Work to complete — All the data must come back unchanged, except that pictures are left out.

--- START OF Extracted material ---

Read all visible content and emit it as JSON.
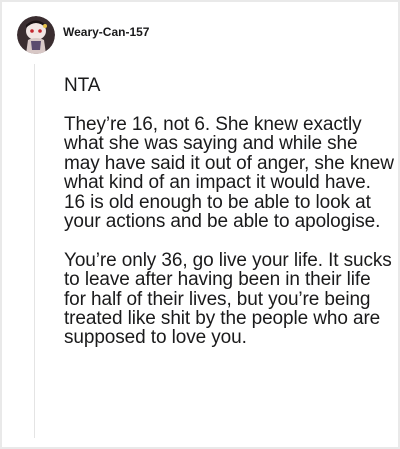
{
  "comment": {
    "author": "Weary-Can-157",
    "avatar_icon": "snoo-avatar-icon",
    "paragraphs": [
      "NTA",
      "They’re 16, not 6. She knew exactly what she was saying and while she may have said it out of anger, she knew what kind of an impact it would have. 16 is old enough to be able to look at your actions and be able to apologise.",
      "You’re only 36, go live your life. It sucks to leave after having been in their life for half of their lives, but you’re being treated like shit by the people who are supposed to love you."
    ]
  },
  "colors": {
    "background": "#e9e9e9",
    "card": "#ffffff",
    "text": "#1a1a1b",
    "avatar_bg": "#3a2d30"
  }
}
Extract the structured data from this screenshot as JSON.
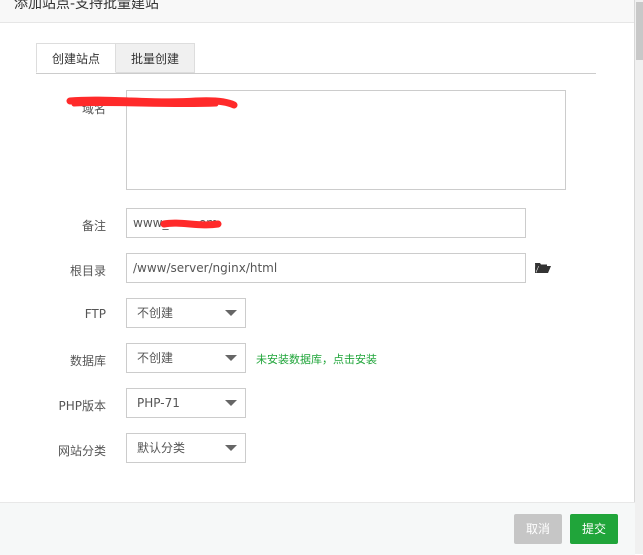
{
  "dialog": {
    "title": "添加站点-支持批量建站"
  },
  "tabs": {
    "create_site": "创建站点",
    "batch_create": "批量创建"
  },
  "form": {
    "domain": {
      "label": "域名",
      "value": ""
    },
    "remark": {
      "label": "备注",
      "value": "www_        om"
    },
    "root_dir": {
      "label": "根目录",
      "value": "/www/server/nginx/html"
    },
    "ftp": {
      "label": "FTP",
      "selected": "不创建"
    },
    "database": {
      "label": "数据库",
      "selected": "不创建",
      "hint": "未安装数据库，点击安装"
    },
    "php_version": {
      "label": "PHP版本",
      "selected": "PHP-71"
    },
    "site_category": {
      "label": "网站分类",
      "selected": "默认分类"
    }
  },
  "buttons": {
    "cancel": "取消",
    "submit": "提交"
  },
  "icons": {
    "folder": "folder-open-icon",
    "dropdown": "chevron-down-icon"
  },
  "colors": {
    "accent": "#20a53a",
    "cancel": "#c6c6c6",
    "redaction": "#ff2a2a"
  }
}
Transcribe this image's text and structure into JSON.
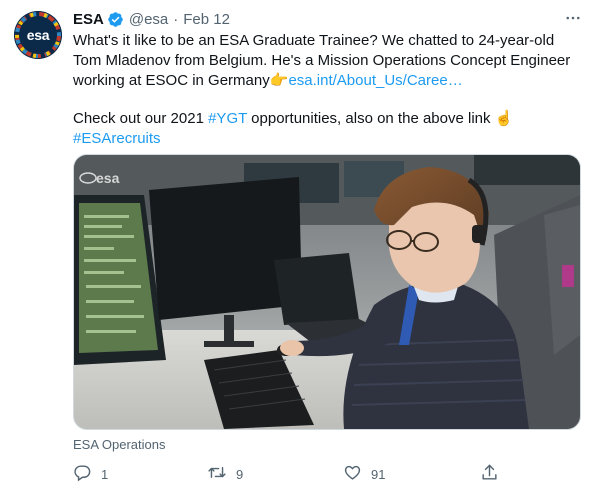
{
  "tweet": {
    "author_name": "ESA",
    "handle": "@esa",
    "separator": "·",
    "date": "Feb 12",
    "avatar_text": "esa",
    "text_line1": "What's it like to be an ESA Graduate Trainee? We chatted to 24-year-old",
    "text_line2": "Tom Mladenov from Belgium. He's a Mission Operations Concept Engineer",
    "text_line3_prefix": "working at ESOC in Germany",
    "text_line3_emoji": "👉",
    "text_line3_link": "esa.int/About_Us/Caree…",
    "text_line4_prefix": "Check out our 2021 ",
    "text_line4_hashtag": "#YGT",
    "text_line4_suffix": " opportunities, also on the above link ",
    "text_line4_emoji": "☝️",
    "text_line5_hashtag": "#ESArecruits",
    "image_watermark": "esa",
    "source_label": "ESA Operations"
  },
  "actions": {
    "reply_count": "1",
    "retweet_count": "9",
    "like_count": "91"
  },
  "icons": {
    "verified": "verified-badge-icon",
    "more": "more-dots-icon",
    "reply": "reply-icon",
    "retweet": "retweet-icon",
    "like": "heart-icon",
    "share": "share-icon"
  },
  "colors": {
    "link": "#1d9bf0",
    "secondary_text": "#536471",
    "avatar_bg": "#0b2a4a"
  }
}
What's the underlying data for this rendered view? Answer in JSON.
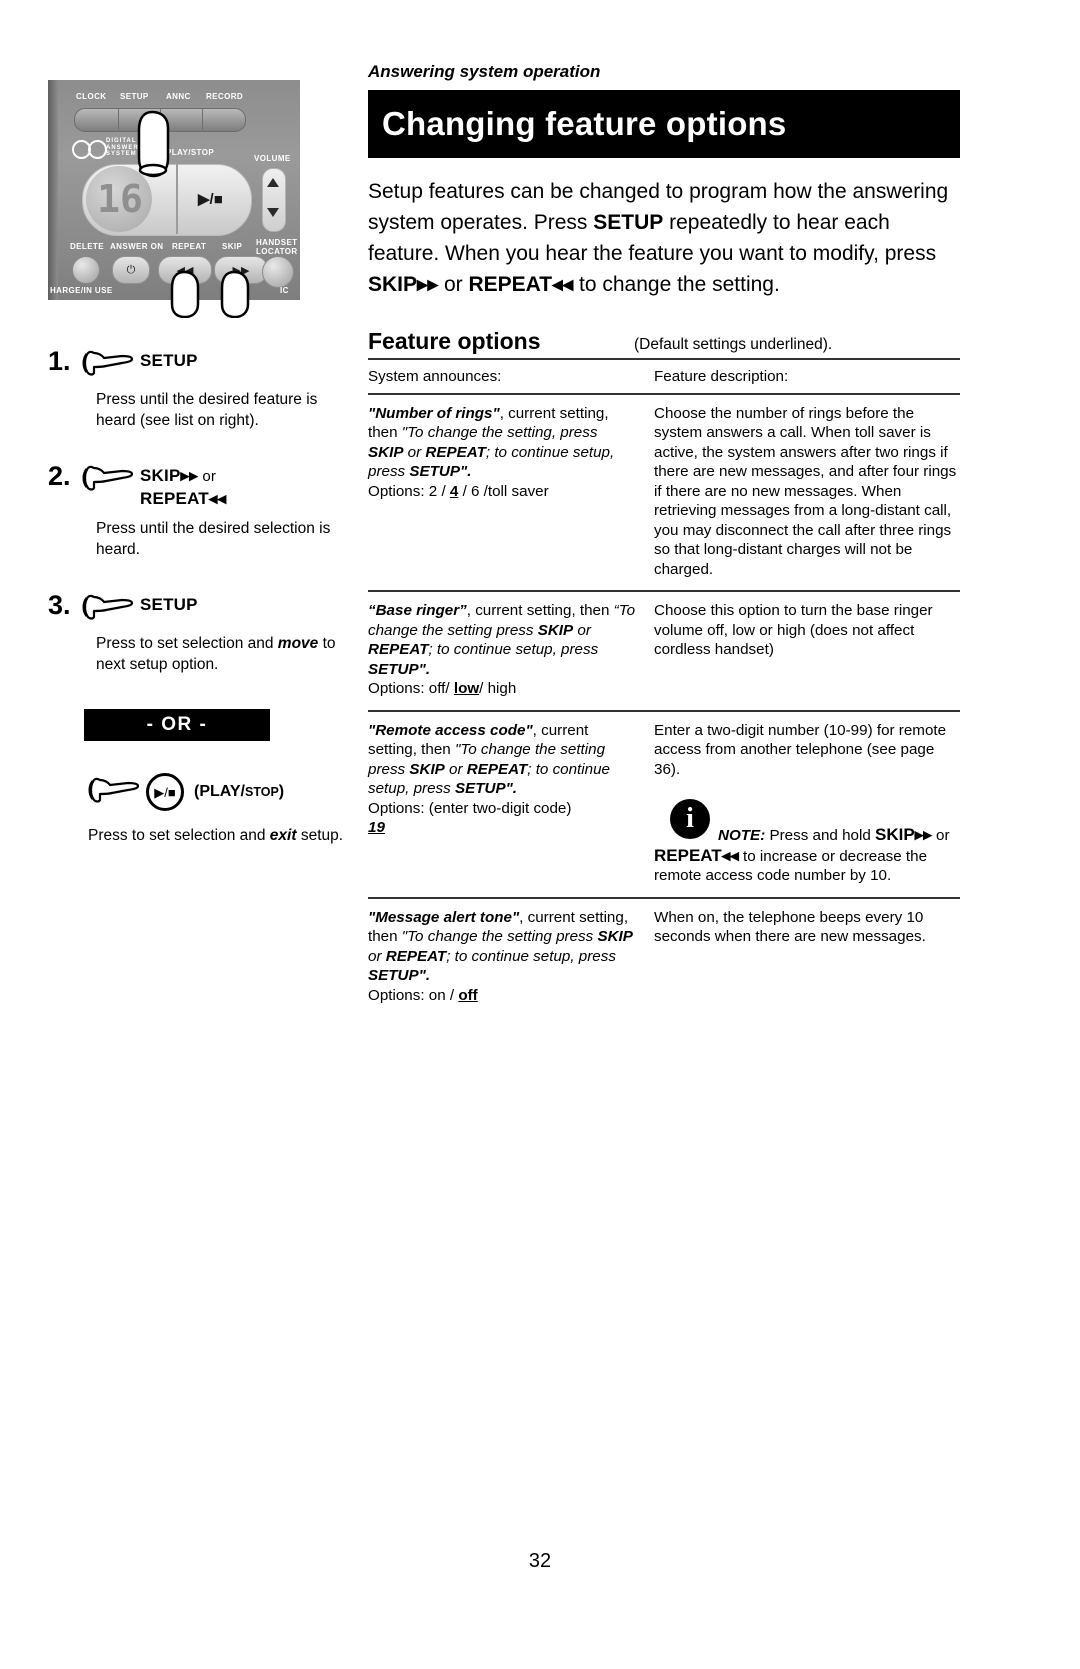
{
  "document": {
    "running_head": "Answering system operation",
    "title": "Changing feature options",
    "page_number": "32"
  },
  "intro": {
    "part1": "Setup features can be changed to program how the answering system operates. Press ",
    "setup1": "SETUP",
    "part2": " repeatedly to hear each feature. When you hear the feature you want to modify, press ",
    "skip": "SKIP",
    "skip_glyph": "▸▸",
    "part3": " or ",
    "repeat": "REPEAT",
    "repeat_glyph": "◂◂",
    "part4": " to change the setting."
  },
  "device": {
    "labels": {
      "clock": "CLOCK",
      "setup": "SETUP",
      "annc": "ANNC",
      "record": "RECORD",
      "play_stop": "PLAY/STOP",
      "volume": "VOLUME",
      "delete": "DELETE",
      "answer_on": "ANSWER ON",
      "repeat": "REPEAT",
      "skip": "SKIP",
      "handset_locator": "HANDSET LOCATOR",
      "charge_in_use": "HARGE/IN USE",
      "mic": "IC",
      "logo": "DIGITAL ANSWERING SYSTEM"
    },
    "display_value": "16",
    "play_glyph": "▶/■"
  },
  "steps": [
    {
      "number": "1.",
      "key": "SETUP",
      "key_suffix": "",
      "key_line2": "",
      "desc_before": "Press until the desired feature is heard (see list on right).",
      "desc_em": "",
      "desc_after": ""
    },
    {
      "number": "2.",
      "key": "SKIP",
      "key_glyph": "▸▸",
      "key_suffix": " or",
      "key_line2": "REPEAT",
      "key_line2_glyph": "◂◂",
      "desc_before": "Press until the desired selection is heard.",
      "desc_em": "",
      "desc_after": ""
    },
    {
      "number": "3.",
      "key": "SETUP",
      "key_suffix": "",
      "key_line2": "",
      "desc_before": "Press to set selection and ",
      "desc_em": "move",
      "desc_after": " to next setup option."
    }
  ],
  "or_divider": "- OR -",
  "play_option": {
    "label_main": "(PLAY/",
    "label_small": "STOP",
    "label_end": ")",
    "desc_before": "Press to set selection and ",
    "desc_em": "exit",
    "desc_after": " setup."
  },
  "feature_options": {
    "title": "Feature options",
    "default_note": "(Default settings underlined).",
    "columns": {
      "left": "System announces:",
      "right": "Feature description:"
    },
    "rows": [
      {
        "announce_q1": "\"Number of rings\"",
        "announce_a": ", current setting, then ",
        "announce_q2": "\"To change the setting, press ",
        "announce_skip": "SKIP",
        "announce_or": " or ",
        "announce_repeat": "REPEAT",
        "announce_tail": "; to continue setup, press ",
        "announce_setup": "SETUP\".",
        "options_label": "Options: ",
        "options_pre": "2 / ",
        "options_default": "4",
        "options_post": " / 6 /toll saver",
        "description": "Choose the number of rings before the system answers a call. When toll saver is active, the system answers after two rings if there are new messages, and after four rings if there are no new messages. When retrieving messages from a long-distant call, you may disconnect the call after three rings so that long-distant charges will not be charged."
      },
      {
        "announce_q1": "“Base ringer”",
        "announce_a": ", current setting, then ",
        "announce_q2": "“To change the setting press ",
        "announce_skip": "SKIP",
        "announce_or": " or ",
        "announce_repeat": "REPEAT",
        "announce_tail": "; to continue setup, press ",
        "announce_setup": "SETUP\".",
        "options_label": "Options: ",
        "options_pre": "off/ ",
        "options_default": "low",
        "options_post": "/ high",
        "description": "Choose this option to turn the base ringer volume off, low or high (does not affect cordless handset)"
      },
      {
        "announce_q1": "\"Remote access code\"",
        "announce_a": ", current setting, then ",
        "announce_q2": "\"To change the setting press ",
        "announce_skip": "SKIP",
        "announce_or": " or ",
        "announce_repeat": "REPEAT",
        "announce_tail": "; to continue setup, press ",
        "announce_setup": "SETUP\".",
        "options_label": "Options:  ",
        "options_pre": "(enter two-digit code) ",
        "options_default": "19",
        "options_post": "",
        "description": "Enter a two-digit number (10-99) for remote access from another telephone (see page 36).",
        "note": {
          "icon": "i",
          "label": "NOTE:",
          "text_before": " Press and hold ",
          "skip": "SKIP",
          "skip_glyph": "▸▸",
          "text_mid": " or ",
          "repeat": "REPEAT",
          "repeat_glyph": "◂◂",
          "text_after": " to increase or decrease the remote access code number by 10."
        }
      },
      {
        "announce_q1": "\"Message alert tone\"",
        "announce_a": ", current setting, then ",
        "announce_q2": "\"To change the setting press ",
        "announce_skip": "SKIP",
        "announce_or": " or ",
        "announce_repeat": "REPEAT",
        "announce_tail": "; to continue setup, press ",
        "announce_setup": "SETUP\".",
        "options_label": "Options: ",
        "options_pre": "on / ",
        "options_default": "off",
        "options_post": "",
        "description": "When on, the telephone beeps every 10 seconds when there are new messages."
      }
    ]
  }
}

--- END OF Extracted material ---

Full response —
Read all visible content and emit it as JSON.
{
  "comment": {
    "author": "Weary-Can-157",
    "avatar_icon": "snoo-avatar-icon",
    "paragraphs": [
      "NTA",
      "They’re 16, not 6. She knew exactly what she was saying and while she may have said it out of anger, she knew what kind of an impact it would have. 16 is old enough to be able to look at your actions and be able to apologise.",
      "You’re only 36, go live your life. It sucks to leave after having been in their life for half of their lives, but you’re being treated like shit by the people who are supposed to love you."
    ]
  },
  "colors": {
    "background": "#e9e9e9",
    "card": "#ffffff",
    "text": "#1a1a1b",
    "avatar_bg": "#3a2d30"
  }
}
Extract the structured data from this screenshot as JSON.
{
  "dialog": {
    "title": "添加站点-支持批量建站"
  },
  "tabs": {
    "create_site": "创建站点",
    "batch_create": "批量创建"
  },
  "form": {
    "domain": {
      "label": "域名",
      "value": ""
    },
    "remark": {
      "label": "备注",
      "value": "www_        om"
    },
    "root_dir": {
      "label": "根目录",
      "value": "/www/server/nginx/html"
    },
    "ftp": {
      "label": "FTP",
      "selected": "不创建"
    },
    "database": {
      "label": "数据库",
      "selected": "不创建",
      "hint": "未安装数据库，点击安装"
    },
    "php_version": {
      "label": "PHP版本",
      "selected": "PHP-71"
    },
    "site_category": {
      "label": "网站分类",
      "selected": "默认分类"
    }
  },
  "buttons": {
    "cancel": "取消",
    "submit": "提交"
  },
  "icons": {
    "folder": "folder-open-icon",
    "dropdown": "chevron-down-icon"
  },
  "colors": {
    "accent": "#20a53a",
    "cancel": "#c6c6c6",
    "redaction": "#ff2a2a"
  }
}
Transcribe this image's text and structure into JSON.
{
  "tweet": {
    "author_name": "ESA",
    "handle": "@esa",
    "separator": "·",
    "date": "Feb 12",
    "avatar_text": "esa",
    "text_line1": "What's it like to be an ESA Graduate Trainee? We chatted to 24-year-old",
    "text_line2": "Tom Mladenov from Belgium. He's a Mission Operations Concept Engineer",
    "text_line3_prefix": "working at ESOC in Germany",
    "text_line3_emoji": "👉",
    "text_line3_link": "esa.int/About_Us/Caree…",
    "text_line4_prefix": "Check out our 2021 ",
    "text_line4_hashtag": "#YGT",
    "text_line4_suffix": " opportunities, also on the above link ",
    "text_line4_emoji": "☝️",
    "text_line5_hashtag": "#ESArecruits",
    "image_watermark": "esa",
    "source_label": "ESA Operations"
  },
  "actions": {
    "reply_count": "1",
    "retweet_count": "9",
    "like_count": "91"
  },
  "icons": {
    "verified": "verified-badge-icon",
    "more": "more-dots-icon",
    "reply": "reply-icon",
    "retweet": "retweet-icon",
    "like": "heart-icon",
    "share": "share-icon"
  },
  "colors": {
    "link": "#1d9bf0",
    "secondary_text": "#536471",
    "avatar_bg": "#0b2a4a"
  }
}
What's the underlying data for this rendered view? Answer in JSON.
{
  "document": {
    "running_head": "Answering system operation",
    "title": "Changing feature options",
    "page_number": "32"
  },
  "intro": {
    "part1": "Setup features can be changed to program how the answering system operates. Press ",
    "setup1": "SETUP",
    "part2": " repeatedly to hear each feature. When you hear the feature you want to modify, press ",
    "skip": "SKIP",
    "skip_glyph": "▸▸",
    "part3": " or ",
    "repeat": "REPEAT",
    "repeat_glyph": "◂◂",
    "part4": " to change the setting."
  },
  "device": {
    "labels": {
      "clock": "CLOCK",
      "setup": "SETUP",
      "annc": "ANNC",
      "record": "RECORD",
      "play_stop": "PLAY/STOP",
      "volume": "VOLUME",
      "delete": "DELETE",
      "answer_on": "ANSWER ON",
      "repeat": "REPEAT",
      "skip": "SKIP",
      "handset_locator": "HANDSET LOCATOR",
      "charge_in_use": "HARGE/IN USE",
      "mic": "IC",
      "logo": "DIGITAL ANSWERING SYSTEM"
    },
    "display_value": "16",
    "play_glyph": "▶/■"
  },
  "steps": [
    {
      "number": "1.",
      "key": "SETUP",
      "key_suffix": "",
      "key_line2": "",
      "desc_before": "Press until the desired feature is heard (see list on right).",
      "desc_em": "",
      "desc_after": ""
    },
    {
      "number": "2.",
      "key": "SKIP",
      "key_glyph": "▸▸",
      "key_suffix": " or",
      "key_line2": "REPEAT",
      "key_line2_glyph": "◂◂",
      "desc_before": "Press until the desired selection is heard.",
      "desc_em": "",
      "desc_after": ""
    },
    {
      "number": "3.",
      "key": "SETUP",
      "key_suffix": "",
      "key_line2": "",
      "desc_before": "Press to set selection and ",
      "desc_em": "move",
      "desc_after": " to next setup option."
    }
  ],
  "or_divider": "- OR -",
  "play_option": {
    "label_main": "(PLAY/",
    "label_small": "STOP",
    "label_end": ")",
    "desc_before": "Press to set selection and ",
    "desc_em": "exit",
    "desc_after": " setup."
  },
  "feature_options": {
    "title": "Feature options",
    "default_note": "(Default settings underlined).",
    "columns": {
      "left": "System announces:",
      "right": "Feature description:"
    },
    "rows": [
      {
        "announce_q1": "\"Number of rings\"",
        "announce_a": ", current setting, then ",
        "announce_q2": "\"To change the setting, press ",
        "announce_skip": "SKIP",
        "announce_or": " or ",
        "announce_repeat": "REPEAT",
        "announce_tail": "; to continue setup, press ",
        "announce_setup": "SETUP\".",
        "options_label": "Options: ",
        "options_pre": "2 / ",
        "options_default": "4",
        "options_post": " / 6 /toll saver",
        "description": "Choose the number of rings before the system answers a call. When toll saver is active, the system answers after two rings if there are new messages, and after four rings if there are no new messages. When retrieving messages from a long-distant call, you may disconnect the call after three rings so that long-distant charges will not be charged."
      },
      {
        "announce_q1": "“Base ringer”",
        "announce_a": ", current setting, then ",
        "announce_q2": "“To change the setting press ",
        "announce_skip": "SKIP",
        "announce_or": " or ",
        "announce_repeat": "REPEAT",
        "announce_tail": "; to continue setup, press ",
        "announce_setup": "SETUP\".",
        "options_label": "Options: ",
        "options_pre": "off/ ",
        "options_default": "low",
        "options_post": "/ high",
        "description": "Choose this option to turn the base ringer volume off, low or high (does not affect cordless handset)"
      },
      {
        "announce_q1": "\"Remote access code\"",
        "announce_a": ", current setting, then ",
        "announce_q2": "\"To change the setting press ",
        "announce_skip": "SKIP",
        "announce_or": " or ",
        "announce_repeat": "REPEAT",
        "announce_tail": "; to continue setup, press ",
        "announce_setup": "SETUP\".",
        "options_label": "Options:  ",
        "options_pre": "(enter two-digit code) ",
        "options_default": "19",
        "options_post": "",
        "description": "Enter a two-digit number (10-99) for remote access from another telephone (see page 36).",
        "note": {
          "icon": "i",
          "label": "NOTE:",
          "text_before": " Press and hold ",
          "skip": "SKIP",
          "skip_glyph": "▸▸",
          "text_mid": " or ",
          "repeat": "REPEAT",
          "repeat_glyph": "◂◂",
          "text_after": " to increase or decrease the remote access code number by 10."
        }
      },
      {
        "announce_q1": "\"Message alert tone\"",
        "announce_a": ", current setting, then ",
        "announce_q2": "\"To change the setting press ",
        "announce_skip": "SKIP",
        "announce_or": " or ",
        "announce_repeat": "REPEAT",
        "announce_tail": "; to continue setup, press ",
        "announce_setup": "SETUP\".",
        "options_label": "Options: ",
        "options_pre": "on / ",
        "options_default": "off",
        "options_post": "",
        "description": "When on, the telephone beeps every 10 seconds when there are new messages."
      }
    ]
  }
}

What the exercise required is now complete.